Spot each line in the records below where the word "JSON" occurs, then copy it.

(Dataset listings of figures)
====

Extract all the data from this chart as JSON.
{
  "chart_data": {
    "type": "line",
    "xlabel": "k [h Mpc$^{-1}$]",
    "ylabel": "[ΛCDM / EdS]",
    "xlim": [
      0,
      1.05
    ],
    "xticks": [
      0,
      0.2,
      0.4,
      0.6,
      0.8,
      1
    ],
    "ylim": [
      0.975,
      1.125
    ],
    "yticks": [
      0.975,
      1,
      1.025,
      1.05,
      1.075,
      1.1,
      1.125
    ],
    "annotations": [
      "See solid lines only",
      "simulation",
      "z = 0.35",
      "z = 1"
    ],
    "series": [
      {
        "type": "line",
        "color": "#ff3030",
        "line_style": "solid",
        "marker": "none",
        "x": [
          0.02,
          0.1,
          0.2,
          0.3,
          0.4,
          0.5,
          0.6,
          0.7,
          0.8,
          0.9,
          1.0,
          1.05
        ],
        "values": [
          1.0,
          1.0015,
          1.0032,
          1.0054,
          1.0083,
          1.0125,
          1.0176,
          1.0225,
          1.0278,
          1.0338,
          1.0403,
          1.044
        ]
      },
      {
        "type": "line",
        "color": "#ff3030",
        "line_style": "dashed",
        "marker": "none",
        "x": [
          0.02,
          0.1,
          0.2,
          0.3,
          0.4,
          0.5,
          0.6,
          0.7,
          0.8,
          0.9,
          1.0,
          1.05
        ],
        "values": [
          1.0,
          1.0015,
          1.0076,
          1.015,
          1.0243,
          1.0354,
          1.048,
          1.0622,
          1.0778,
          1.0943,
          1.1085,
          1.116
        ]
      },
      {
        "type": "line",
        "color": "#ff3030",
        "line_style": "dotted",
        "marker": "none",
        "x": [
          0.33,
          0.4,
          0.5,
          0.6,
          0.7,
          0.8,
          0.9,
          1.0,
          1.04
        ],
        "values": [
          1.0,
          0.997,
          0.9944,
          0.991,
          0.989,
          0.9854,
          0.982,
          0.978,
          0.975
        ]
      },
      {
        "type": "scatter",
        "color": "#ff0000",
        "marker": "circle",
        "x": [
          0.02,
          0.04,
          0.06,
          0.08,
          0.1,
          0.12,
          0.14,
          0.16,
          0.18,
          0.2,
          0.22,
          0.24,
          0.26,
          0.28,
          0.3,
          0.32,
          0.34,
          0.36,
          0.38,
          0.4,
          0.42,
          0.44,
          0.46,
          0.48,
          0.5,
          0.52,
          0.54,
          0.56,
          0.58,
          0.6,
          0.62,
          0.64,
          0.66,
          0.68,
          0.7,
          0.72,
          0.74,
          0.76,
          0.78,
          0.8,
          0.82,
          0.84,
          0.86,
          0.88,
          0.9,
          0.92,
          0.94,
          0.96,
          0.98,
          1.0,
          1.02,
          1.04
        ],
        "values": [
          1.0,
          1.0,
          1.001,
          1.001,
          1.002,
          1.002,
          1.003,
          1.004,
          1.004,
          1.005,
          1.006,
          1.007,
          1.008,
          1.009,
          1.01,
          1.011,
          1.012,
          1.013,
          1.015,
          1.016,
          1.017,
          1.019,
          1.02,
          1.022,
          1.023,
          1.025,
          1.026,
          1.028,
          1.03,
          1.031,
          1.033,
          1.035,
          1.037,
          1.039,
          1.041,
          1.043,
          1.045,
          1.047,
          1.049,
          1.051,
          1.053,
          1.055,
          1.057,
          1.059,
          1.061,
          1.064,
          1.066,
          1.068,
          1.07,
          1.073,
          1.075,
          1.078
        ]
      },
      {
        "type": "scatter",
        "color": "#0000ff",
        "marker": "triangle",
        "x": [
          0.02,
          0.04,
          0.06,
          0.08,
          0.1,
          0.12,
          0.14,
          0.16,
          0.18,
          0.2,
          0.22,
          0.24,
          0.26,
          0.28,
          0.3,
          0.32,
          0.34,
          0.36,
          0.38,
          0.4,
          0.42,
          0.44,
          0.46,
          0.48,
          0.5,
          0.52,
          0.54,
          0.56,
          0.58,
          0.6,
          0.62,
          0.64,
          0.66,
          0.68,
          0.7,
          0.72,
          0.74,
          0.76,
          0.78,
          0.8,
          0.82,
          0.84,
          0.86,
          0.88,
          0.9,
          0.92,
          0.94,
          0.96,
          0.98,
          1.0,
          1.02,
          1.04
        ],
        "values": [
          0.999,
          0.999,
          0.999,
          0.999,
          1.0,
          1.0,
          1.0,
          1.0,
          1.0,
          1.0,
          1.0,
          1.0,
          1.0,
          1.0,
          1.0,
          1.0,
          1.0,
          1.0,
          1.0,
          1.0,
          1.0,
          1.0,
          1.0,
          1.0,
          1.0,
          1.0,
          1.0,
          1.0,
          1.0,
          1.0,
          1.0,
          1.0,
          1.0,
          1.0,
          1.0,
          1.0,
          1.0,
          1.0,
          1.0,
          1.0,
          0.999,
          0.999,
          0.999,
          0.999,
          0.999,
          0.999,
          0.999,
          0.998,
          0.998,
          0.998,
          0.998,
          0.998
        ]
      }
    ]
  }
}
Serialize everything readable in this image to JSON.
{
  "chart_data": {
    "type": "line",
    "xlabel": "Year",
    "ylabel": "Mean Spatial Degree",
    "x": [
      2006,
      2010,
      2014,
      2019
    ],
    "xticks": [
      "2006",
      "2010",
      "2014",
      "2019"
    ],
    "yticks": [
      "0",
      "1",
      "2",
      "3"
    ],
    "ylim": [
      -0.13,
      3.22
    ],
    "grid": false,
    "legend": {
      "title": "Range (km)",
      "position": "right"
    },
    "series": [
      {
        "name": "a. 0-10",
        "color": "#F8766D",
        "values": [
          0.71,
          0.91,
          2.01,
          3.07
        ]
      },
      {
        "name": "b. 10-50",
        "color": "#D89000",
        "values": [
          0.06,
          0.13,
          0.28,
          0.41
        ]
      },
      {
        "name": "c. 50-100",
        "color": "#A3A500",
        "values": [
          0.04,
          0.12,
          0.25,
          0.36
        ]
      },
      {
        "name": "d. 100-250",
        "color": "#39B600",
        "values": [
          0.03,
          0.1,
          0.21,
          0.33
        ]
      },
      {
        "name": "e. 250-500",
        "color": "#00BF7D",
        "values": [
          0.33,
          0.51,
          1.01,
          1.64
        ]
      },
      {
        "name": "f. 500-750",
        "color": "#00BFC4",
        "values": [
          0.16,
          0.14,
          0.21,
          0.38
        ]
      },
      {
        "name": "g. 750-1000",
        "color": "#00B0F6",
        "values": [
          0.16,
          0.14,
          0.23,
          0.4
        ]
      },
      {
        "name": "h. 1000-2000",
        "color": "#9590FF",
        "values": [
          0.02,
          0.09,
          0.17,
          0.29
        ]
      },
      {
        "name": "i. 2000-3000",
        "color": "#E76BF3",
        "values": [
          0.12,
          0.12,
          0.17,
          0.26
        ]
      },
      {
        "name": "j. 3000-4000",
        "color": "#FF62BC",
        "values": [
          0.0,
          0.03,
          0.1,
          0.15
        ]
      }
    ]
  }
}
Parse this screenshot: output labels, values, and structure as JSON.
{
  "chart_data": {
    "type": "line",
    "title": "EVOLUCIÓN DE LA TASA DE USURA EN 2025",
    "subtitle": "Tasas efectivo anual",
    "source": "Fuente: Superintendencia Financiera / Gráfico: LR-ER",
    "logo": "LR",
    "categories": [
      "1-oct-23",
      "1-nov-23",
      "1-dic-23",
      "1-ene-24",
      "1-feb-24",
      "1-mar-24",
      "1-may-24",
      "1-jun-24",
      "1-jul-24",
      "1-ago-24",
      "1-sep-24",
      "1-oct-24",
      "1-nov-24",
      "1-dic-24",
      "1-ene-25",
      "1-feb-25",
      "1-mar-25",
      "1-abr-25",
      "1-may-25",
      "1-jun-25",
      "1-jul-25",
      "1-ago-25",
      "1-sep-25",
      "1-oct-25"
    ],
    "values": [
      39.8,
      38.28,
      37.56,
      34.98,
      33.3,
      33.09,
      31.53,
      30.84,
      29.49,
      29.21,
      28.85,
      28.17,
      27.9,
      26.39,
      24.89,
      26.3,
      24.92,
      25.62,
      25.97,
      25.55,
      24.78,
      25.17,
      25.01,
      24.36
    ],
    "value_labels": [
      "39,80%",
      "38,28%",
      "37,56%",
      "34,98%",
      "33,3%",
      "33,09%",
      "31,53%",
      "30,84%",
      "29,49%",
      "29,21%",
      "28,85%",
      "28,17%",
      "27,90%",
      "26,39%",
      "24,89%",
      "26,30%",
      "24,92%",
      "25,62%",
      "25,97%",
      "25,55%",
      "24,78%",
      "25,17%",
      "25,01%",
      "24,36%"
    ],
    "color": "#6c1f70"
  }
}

====

### Correct response
Extract all the data from this chart as JSON.
Serialize everything readable in this image to JSON.
Parse this screenshot: output labels, values, and structure as JSON.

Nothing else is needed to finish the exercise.